Dataset items
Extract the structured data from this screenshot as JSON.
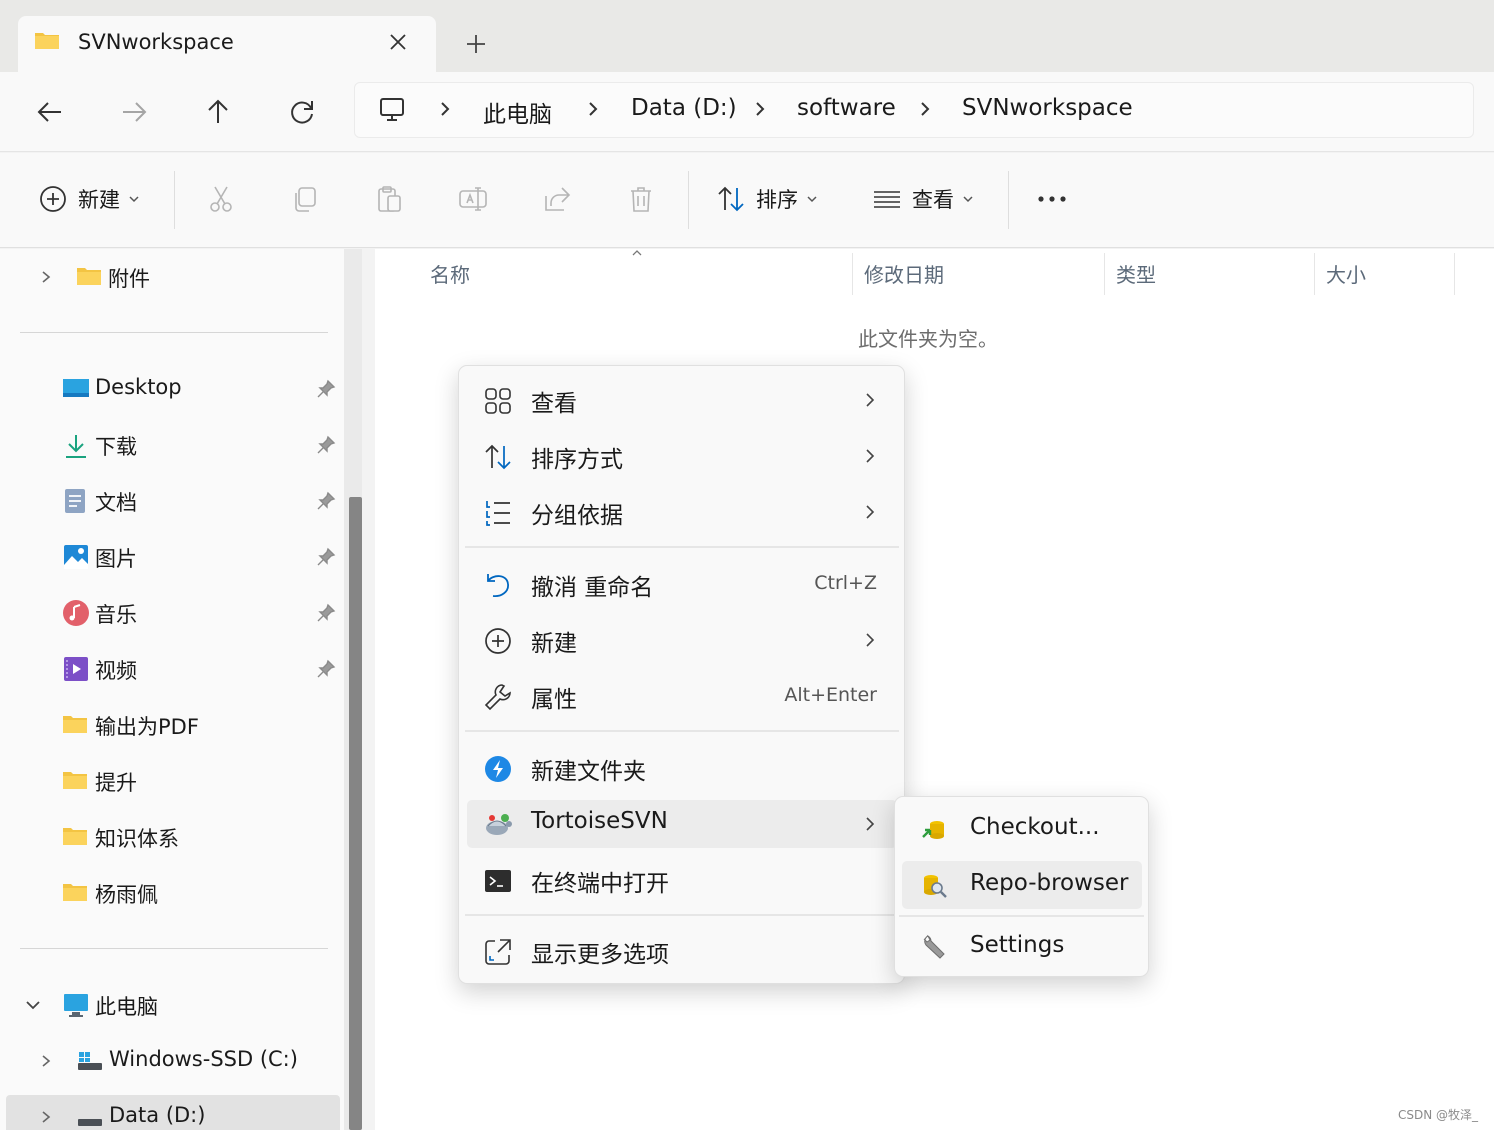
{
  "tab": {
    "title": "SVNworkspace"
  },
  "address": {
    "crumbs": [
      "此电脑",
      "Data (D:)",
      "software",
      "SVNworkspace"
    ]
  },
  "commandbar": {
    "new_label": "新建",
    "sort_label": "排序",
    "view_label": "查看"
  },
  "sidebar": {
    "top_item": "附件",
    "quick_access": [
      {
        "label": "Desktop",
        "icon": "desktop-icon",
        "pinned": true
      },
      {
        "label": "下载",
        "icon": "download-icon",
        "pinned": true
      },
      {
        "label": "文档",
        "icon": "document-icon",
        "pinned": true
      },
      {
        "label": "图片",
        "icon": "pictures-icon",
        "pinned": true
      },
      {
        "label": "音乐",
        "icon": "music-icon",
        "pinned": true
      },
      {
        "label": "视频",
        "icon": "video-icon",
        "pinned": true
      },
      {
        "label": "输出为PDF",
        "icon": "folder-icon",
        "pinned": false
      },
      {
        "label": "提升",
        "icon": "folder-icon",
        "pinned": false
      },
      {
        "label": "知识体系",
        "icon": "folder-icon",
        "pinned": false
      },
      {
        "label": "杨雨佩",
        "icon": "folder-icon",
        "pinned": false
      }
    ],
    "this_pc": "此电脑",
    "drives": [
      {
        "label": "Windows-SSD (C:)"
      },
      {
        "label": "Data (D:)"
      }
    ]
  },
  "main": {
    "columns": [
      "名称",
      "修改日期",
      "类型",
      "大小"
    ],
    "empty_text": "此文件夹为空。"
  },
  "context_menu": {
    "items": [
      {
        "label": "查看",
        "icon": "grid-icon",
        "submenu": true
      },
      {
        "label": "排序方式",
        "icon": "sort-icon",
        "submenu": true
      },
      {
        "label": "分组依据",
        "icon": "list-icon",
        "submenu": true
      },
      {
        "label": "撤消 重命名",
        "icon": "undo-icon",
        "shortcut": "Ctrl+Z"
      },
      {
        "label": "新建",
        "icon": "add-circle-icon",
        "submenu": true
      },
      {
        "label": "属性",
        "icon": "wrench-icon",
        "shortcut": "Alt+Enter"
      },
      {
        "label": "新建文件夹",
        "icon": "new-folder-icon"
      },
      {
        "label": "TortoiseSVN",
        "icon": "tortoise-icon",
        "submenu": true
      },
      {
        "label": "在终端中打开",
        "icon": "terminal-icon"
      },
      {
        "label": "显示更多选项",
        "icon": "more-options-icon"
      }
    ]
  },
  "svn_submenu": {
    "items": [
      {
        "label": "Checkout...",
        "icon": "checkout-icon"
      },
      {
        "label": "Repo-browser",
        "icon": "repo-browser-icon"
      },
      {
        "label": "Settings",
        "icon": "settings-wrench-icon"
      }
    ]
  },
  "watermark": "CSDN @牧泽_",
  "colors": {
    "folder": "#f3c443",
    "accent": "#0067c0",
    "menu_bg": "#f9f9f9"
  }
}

● What the task requires
Restate the entire listing word for word, excluding pictures.

● Problem solution
Extract the structured data from this screenshot as JSON.
{
  "tab": {
    "title": "SVNworkspace"
  },
  "address": {
    "crumbs": [
      "此电脑",
      "Data (D:)",
      "software",
      "SVNworkspace"
    ]
  },
  "commandbar": {
    "new_label": "新建",
    "sort_label": "排序",
    "view_label": "查看"
  },
  "sidebar": {
    "top_item": "附件",
    "quick_access": [
      {
        "label": "Desktop",
        "icon": "desktop-icon",
        "pinned": true
      },
      {
        "label": "下载",
        "icon": "download-icon",
        "pinned": true
      },
      {
        "label": "文档",
        "icon": "document-icon",
        "pinned": true
      },
      {
        "label": "图片",
        "icon": "pictures-icon",
        "pinned": true
      },
      {
        "label": "音乐",
        "icon": "music-icon",
        "pinned": true
      },
      {
        "label": "视频",
        "icon": "video-icon",
        "pinned": true
      },
      {
        "label": "输出为PDF",
        "icon": "folder-icon",
        "pinned": false
      },
      {
        "label": "提升",
        "icon": "folder-icon",
        "pinned": false
      },
      {
        "label": "知识体系",
        "icon": "folder-icon",
        "pinned": false
      },
      {
        "label": "杨雨佩",
        "icon": "folder-icon",
        "pinned": false
      }
    ],
    "this_pc": "此电脑",
    "drives": [
      {
        "label": "Windows-SSD (C:)"
      },
      {
        "label": "Data (D:)"
      }
    ]
  },
  "main": {
    "columns": [
      "名称",
      "修改日期",
      "类型",
      "大小"
    ],
    "empty_text": "此文件夹为空。"
  },
  "context_menu": {
    "items": [
      {
        "label": "查看",
        "icon": "grid-icon",
        "submenu": true
      },
      {
        "label": "排序方式",
        "icon": "sort-icon",
        "submenu": true
      },
      {
        "label": "分组依据",
        "icon": "list-icon",
        "submenu": true
      },
      {
        "label": "撤消 重命名",
        "icon": "undo-icon",
        "shortcut": "Ctrl+Z"
      },
      {
        "label": "新建",
        "icon": "add-circle-icon",
        "submenu": true
      },
      {
        "label": "属性",
        "icon": "wrench-icon",
        "shortcut": "Alt+Enter"
      },
      {
        "label": "新建文件夹",
        "icon": "new-folder-icon"
      },
      {
        "label": "TortoiseSVN",
        "icon": "tortoise-icon",
        "submenu": true
      },
      {
        "label": "在终端中打开",
        "icon": "terminal-icon"
      },
      {
        "label": "显示更多选项",
        "icon": "more-options-icon"
      }
    ]
  },
  "svn_submenu": {
    "items": [
      {
        "label": "Checkout...",
        "icon": "checkout-icon"
      },
      {
        "label": "Repo-browser",
        "icon": "repo-browser-icon"
      },
      {
        "label": "Settings",
        "icon": "settings-wrench-icon"
      }
    ]
  },
  "watermark": "CSDN @牧泽_",
  "colors": {
    "folder": "#f3c443",
    "accent": "#0067c0",
    "menu_bg": "#f9f9f9"
  }
}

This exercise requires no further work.